**Set problem**
Every line below that contains "categories" is to be copied.

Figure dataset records
——
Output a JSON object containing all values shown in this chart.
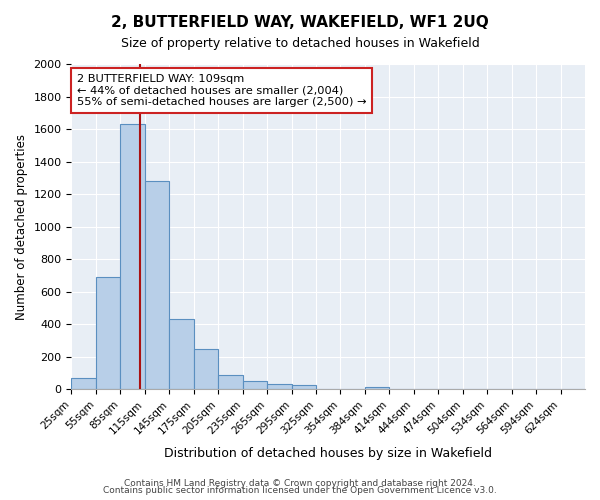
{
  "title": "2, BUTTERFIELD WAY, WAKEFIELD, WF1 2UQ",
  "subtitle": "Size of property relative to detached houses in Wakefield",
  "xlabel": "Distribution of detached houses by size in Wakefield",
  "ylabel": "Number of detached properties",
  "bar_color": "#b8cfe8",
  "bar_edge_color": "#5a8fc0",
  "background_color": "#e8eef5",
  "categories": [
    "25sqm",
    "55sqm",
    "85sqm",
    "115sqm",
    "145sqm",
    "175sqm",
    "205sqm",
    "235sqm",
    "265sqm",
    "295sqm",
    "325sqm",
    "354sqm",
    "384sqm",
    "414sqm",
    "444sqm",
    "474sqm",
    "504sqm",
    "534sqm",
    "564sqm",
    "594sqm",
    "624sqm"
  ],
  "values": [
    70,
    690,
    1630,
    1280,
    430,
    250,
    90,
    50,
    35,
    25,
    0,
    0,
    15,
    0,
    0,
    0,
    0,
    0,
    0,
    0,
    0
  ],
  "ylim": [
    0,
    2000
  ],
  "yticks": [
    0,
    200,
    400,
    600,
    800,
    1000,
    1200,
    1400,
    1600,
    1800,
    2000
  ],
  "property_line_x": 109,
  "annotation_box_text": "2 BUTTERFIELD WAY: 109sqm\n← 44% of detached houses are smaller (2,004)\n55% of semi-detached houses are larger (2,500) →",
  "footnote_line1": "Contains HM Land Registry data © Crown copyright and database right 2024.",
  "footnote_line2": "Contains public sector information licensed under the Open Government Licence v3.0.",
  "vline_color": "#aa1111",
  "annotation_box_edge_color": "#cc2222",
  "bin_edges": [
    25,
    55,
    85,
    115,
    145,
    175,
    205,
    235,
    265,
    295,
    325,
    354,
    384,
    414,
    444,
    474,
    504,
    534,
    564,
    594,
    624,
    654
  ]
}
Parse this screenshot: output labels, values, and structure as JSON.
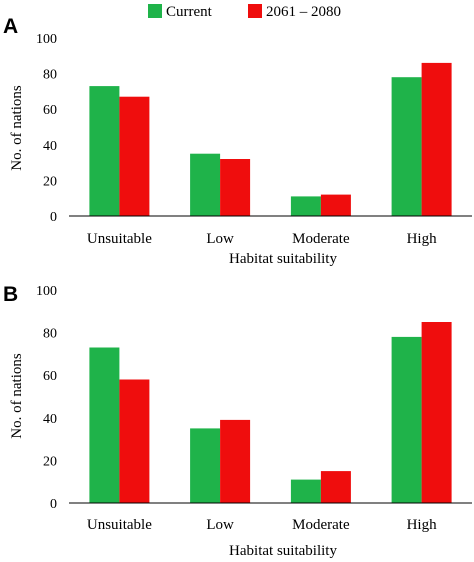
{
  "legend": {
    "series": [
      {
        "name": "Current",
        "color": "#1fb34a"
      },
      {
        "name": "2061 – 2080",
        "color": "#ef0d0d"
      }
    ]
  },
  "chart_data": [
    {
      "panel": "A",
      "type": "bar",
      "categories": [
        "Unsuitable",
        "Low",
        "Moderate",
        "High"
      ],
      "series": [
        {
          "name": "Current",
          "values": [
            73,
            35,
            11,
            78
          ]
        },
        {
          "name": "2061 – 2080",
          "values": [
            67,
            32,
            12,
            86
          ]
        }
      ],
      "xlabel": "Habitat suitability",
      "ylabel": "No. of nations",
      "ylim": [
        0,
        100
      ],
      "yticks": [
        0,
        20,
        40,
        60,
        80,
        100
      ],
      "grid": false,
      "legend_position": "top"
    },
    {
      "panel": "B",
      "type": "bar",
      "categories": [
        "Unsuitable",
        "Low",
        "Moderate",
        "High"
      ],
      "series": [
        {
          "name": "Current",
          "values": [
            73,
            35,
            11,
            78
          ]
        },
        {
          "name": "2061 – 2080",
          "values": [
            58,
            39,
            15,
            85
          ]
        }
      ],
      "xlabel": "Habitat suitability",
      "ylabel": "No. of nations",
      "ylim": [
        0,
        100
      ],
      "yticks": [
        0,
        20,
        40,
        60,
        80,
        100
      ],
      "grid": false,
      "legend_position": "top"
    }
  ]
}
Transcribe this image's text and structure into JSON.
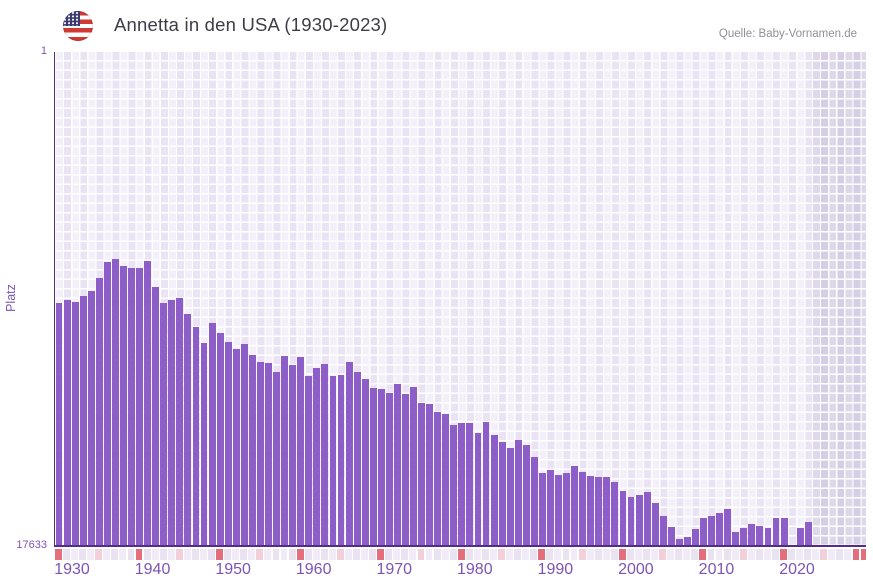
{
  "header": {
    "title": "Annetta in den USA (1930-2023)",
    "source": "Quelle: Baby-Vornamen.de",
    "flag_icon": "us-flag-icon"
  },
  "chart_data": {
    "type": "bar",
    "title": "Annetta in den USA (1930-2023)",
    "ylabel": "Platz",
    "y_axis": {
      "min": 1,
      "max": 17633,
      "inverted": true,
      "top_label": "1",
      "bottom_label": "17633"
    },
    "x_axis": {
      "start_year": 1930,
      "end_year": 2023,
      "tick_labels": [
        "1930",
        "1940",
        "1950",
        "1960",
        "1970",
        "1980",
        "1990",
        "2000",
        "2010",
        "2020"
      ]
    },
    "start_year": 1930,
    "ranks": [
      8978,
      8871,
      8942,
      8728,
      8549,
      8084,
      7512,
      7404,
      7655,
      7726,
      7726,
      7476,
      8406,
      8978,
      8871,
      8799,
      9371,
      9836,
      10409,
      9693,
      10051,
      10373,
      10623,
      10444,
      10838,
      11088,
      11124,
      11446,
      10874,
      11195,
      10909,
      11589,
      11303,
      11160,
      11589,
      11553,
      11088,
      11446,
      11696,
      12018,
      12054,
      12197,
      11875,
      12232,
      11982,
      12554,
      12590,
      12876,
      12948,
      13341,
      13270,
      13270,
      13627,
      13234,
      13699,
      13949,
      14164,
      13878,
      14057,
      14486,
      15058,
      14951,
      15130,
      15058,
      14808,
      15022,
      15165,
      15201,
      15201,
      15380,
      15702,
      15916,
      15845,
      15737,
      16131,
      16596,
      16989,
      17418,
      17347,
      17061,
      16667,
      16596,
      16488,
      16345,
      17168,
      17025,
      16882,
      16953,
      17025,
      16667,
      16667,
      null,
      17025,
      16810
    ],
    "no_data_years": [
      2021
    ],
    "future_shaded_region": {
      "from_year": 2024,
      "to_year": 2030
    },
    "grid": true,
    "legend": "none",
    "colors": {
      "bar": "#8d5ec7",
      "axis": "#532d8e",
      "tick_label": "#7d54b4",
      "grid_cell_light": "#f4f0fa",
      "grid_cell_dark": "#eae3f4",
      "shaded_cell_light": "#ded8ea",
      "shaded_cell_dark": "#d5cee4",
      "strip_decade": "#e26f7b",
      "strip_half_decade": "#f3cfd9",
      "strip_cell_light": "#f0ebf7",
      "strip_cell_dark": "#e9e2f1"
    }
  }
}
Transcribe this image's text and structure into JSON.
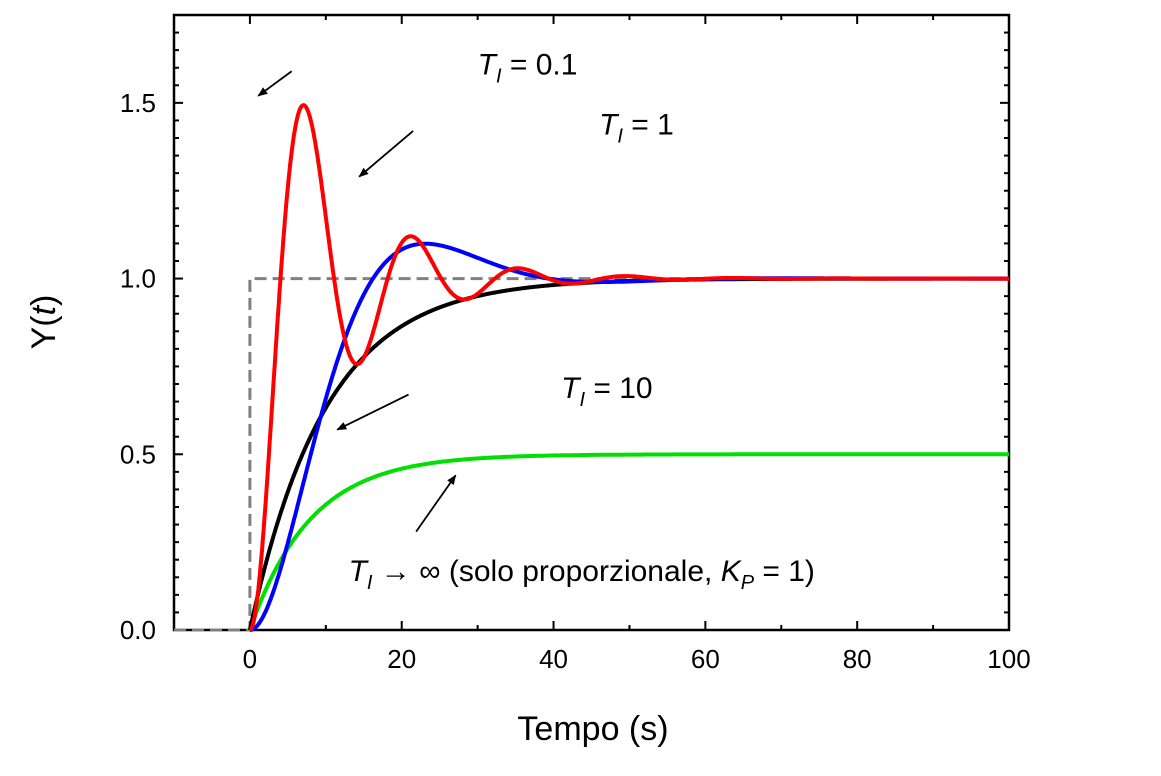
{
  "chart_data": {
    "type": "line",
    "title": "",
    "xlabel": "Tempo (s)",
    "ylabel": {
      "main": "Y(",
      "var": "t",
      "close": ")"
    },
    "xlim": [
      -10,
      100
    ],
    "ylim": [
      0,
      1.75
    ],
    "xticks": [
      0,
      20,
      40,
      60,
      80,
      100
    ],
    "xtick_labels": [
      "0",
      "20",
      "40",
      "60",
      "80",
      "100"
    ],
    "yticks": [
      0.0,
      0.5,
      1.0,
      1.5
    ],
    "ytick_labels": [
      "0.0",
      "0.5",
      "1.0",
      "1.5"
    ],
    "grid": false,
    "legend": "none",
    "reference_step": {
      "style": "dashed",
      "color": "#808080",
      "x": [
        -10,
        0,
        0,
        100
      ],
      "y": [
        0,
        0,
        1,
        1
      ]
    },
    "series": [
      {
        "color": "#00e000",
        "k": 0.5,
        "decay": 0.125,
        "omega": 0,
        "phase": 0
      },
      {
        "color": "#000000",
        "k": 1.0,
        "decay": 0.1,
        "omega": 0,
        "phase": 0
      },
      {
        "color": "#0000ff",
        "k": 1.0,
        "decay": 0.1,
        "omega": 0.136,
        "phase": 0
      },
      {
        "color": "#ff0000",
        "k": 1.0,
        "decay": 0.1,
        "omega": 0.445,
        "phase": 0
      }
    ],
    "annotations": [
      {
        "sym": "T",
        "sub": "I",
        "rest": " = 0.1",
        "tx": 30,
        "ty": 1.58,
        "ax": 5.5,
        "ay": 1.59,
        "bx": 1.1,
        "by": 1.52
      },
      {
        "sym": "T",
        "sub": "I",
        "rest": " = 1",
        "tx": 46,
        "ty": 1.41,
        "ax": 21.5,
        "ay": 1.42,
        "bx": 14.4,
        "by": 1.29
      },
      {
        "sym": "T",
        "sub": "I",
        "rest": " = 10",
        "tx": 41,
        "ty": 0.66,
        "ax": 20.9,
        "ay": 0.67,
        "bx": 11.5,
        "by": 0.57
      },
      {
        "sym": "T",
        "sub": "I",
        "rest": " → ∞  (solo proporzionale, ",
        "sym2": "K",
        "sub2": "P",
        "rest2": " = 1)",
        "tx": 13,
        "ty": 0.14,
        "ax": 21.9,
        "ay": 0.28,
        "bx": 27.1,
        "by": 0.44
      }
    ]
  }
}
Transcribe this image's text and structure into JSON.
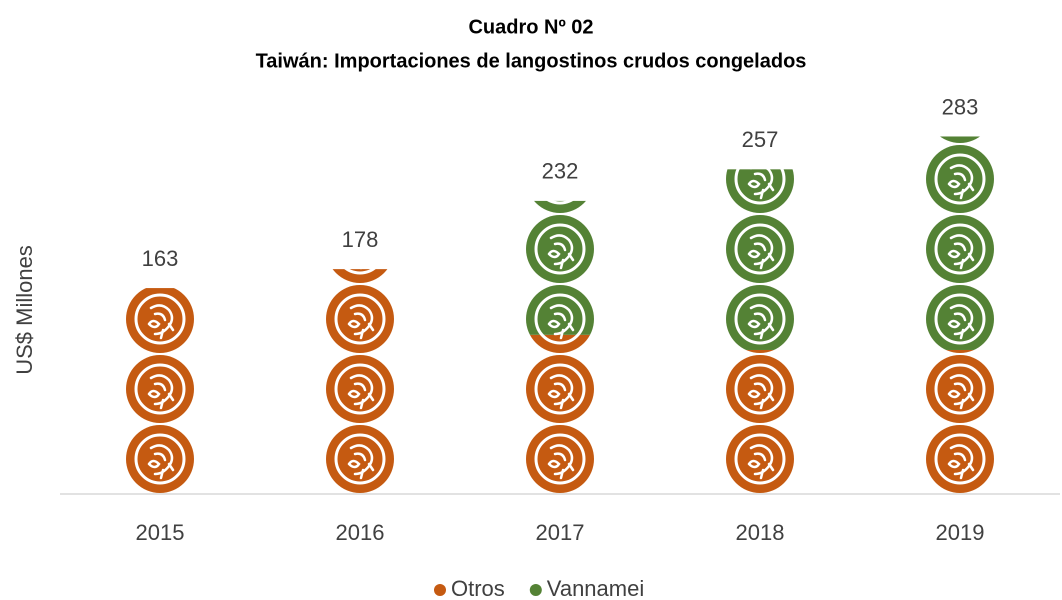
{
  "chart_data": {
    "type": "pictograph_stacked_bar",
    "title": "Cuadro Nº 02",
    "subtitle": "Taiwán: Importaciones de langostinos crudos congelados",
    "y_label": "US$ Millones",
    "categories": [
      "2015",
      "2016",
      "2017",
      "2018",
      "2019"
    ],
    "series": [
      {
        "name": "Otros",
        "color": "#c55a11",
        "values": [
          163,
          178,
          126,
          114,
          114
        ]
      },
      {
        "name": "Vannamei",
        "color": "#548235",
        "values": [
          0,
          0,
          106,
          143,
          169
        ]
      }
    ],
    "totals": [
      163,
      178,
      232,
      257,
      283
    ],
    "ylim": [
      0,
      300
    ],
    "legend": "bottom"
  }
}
——
**Answer for the task**
  "categories": [
      "categories": [
      "categories": [
    "categories": [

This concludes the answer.